* _Excerpted data_:
++++++++
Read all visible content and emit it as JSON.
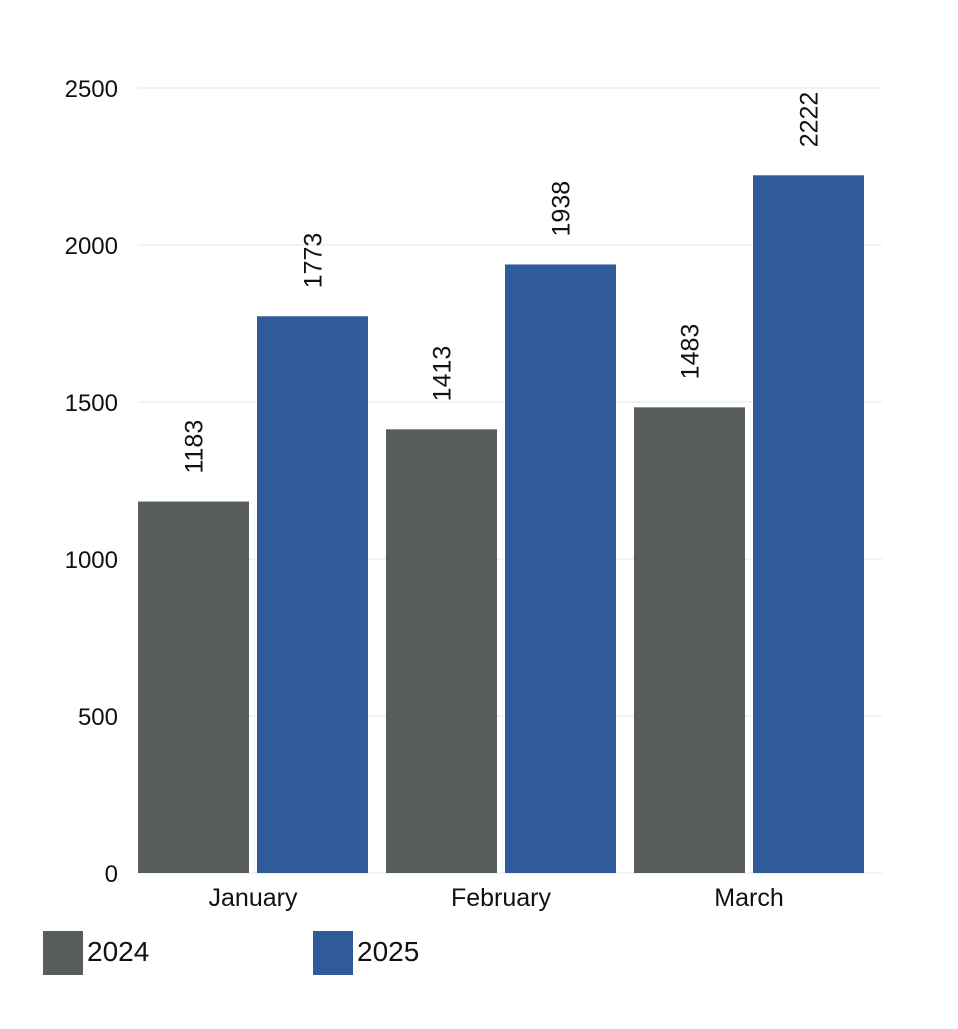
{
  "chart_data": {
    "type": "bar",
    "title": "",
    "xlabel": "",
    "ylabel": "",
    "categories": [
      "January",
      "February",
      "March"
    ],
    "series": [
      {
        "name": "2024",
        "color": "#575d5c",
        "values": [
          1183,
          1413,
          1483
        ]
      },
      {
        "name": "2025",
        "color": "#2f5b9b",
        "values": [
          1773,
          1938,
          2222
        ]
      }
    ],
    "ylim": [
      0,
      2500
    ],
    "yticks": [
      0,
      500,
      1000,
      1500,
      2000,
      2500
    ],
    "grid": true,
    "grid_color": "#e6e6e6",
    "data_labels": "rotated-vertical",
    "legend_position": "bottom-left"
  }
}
++++++++
* _Problem to solve_: Copy every line of the data exactly as written, excluding the pictures.

* _Output for this exercise_:
Read all visible content and emit it as JSON.
{
  "chart_data": {
    "type": "bar",
    "title": "",
    "xlabel": "",
    "ylabel": "",
    "categories": [
      "January",
      "February",
      "March"
    ],
    "series": [
      {
        "name": "2024",
        "color": "#575d5c",
        "values": [
          1183,
          1413,
          1483
        ]
      },
      {
        "name": "2025",
        "color": "#2f5b9b",
        "values": [
          1773,
          1938,
          2222
        ]
      }
    ],
    "ylim": [
      0,
      2500
    ],
    "yticks": [
      0,
      500,
      1000,
      1500,
      2000,
      2500
    ],
    "grid": true,
    "grid_color": "#e6e6e6",
    "data_labels": "rotated-vertical",
    "legend_position": "bottom-left"
  }
}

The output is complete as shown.